## [Your task]
Pick out every line in the data below that contains the string "budget", and copy each of those lines in full.

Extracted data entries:
============
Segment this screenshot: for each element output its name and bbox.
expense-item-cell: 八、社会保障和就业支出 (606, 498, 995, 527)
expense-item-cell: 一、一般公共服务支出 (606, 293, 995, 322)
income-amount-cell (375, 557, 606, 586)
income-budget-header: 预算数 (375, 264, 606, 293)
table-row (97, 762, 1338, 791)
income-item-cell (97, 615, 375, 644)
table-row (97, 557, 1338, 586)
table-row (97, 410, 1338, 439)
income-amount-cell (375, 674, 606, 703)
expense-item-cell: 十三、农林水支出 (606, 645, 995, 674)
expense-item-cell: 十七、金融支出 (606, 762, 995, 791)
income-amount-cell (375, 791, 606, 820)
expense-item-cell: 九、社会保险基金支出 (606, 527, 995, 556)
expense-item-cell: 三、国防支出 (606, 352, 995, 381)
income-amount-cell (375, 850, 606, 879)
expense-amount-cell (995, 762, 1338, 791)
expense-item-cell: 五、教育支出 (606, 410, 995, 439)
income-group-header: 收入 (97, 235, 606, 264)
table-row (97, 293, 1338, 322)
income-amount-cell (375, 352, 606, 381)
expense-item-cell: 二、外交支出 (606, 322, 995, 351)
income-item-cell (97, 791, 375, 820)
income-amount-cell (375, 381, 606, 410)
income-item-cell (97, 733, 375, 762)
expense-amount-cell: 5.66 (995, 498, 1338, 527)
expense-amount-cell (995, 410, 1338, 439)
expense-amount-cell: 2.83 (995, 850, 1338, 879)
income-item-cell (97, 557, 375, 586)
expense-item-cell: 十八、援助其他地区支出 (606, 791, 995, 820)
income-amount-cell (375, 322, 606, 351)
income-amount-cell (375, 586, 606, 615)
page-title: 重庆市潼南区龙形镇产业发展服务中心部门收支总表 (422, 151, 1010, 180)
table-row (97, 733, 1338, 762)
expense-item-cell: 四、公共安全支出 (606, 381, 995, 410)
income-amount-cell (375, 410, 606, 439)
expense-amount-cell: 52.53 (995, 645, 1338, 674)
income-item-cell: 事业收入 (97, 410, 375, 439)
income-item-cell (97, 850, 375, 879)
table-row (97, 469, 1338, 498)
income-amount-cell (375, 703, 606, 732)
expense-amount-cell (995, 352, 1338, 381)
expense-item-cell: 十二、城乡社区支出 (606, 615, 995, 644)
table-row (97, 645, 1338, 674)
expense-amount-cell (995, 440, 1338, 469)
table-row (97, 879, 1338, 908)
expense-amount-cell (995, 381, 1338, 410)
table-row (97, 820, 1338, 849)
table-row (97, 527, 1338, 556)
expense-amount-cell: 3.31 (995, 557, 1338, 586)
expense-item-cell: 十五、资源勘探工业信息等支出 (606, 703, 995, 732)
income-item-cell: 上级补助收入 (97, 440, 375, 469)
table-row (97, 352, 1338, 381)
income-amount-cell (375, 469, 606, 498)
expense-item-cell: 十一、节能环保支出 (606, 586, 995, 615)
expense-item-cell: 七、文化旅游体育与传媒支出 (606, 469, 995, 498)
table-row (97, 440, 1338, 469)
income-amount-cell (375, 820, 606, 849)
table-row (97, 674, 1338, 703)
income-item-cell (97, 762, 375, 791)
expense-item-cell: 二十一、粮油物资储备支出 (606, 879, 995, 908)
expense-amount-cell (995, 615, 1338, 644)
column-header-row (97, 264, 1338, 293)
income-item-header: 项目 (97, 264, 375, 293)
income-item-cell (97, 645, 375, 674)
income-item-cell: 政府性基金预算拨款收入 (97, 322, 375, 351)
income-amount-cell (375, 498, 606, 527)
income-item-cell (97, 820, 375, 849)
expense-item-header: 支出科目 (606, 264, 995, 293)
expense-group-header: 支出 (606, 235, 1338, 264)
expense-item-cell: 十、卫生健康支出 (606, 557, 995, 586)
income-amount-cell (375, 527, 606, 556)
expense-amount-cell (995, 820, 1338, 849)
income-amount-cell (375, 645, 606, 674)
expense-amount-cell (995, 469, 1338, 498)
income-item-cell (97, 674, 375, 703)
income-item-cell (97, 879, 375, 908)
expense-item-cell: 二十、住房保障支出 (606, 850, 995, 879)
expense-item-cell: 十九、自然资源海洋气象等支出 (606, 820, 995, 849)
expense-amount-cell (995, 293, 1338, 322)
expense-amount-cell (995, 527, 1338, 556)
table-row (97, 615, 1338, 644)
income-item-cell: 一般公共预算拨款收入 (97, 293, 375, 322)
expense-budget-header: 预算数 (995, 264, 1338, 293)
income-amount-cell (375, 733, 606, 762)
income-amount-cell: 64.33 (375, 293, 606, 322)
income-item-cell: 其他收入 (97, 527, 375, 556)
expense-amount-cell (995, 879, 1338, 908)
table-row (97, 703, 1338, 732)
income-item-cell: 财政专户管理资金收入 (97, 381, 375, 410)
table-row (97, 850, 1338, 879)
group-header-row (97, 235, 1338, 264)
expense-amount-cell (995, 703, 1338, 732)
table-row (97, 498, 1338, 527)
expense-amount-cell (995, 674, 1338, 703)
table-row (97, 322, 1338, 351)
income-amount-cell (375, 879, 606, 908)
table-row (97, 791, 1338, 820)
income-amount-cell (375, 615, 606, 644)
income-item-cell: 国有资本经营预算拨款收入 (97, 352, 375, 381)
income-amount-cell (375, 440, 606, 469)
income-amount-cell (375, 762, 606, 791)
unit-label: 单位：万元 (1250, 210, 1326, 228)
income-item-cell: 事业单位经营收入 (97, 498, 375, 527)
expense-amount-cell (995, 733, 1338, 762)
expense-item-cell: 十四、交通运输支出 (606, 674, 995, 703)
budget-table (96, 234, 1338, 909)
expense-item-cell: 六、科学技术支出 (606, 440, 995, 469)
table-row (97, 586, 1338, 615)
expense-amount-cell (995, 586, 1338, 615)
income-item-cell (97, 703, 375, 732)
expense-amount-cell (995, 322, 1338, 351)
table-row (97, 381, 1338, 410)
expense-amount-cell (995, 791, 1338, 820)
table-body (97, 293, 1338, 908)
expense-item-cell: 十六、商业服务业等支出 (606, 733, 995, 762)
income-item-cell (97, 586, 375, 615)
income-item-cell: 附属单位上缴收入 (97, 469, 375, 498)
============
## [Answer in full]
income-budget-header: 预算数 (375, 264, 606, 293)
expense-budget-header: 预算数 (995, 264, 1338, 293)
budget-table (96, 234, 1338, 909)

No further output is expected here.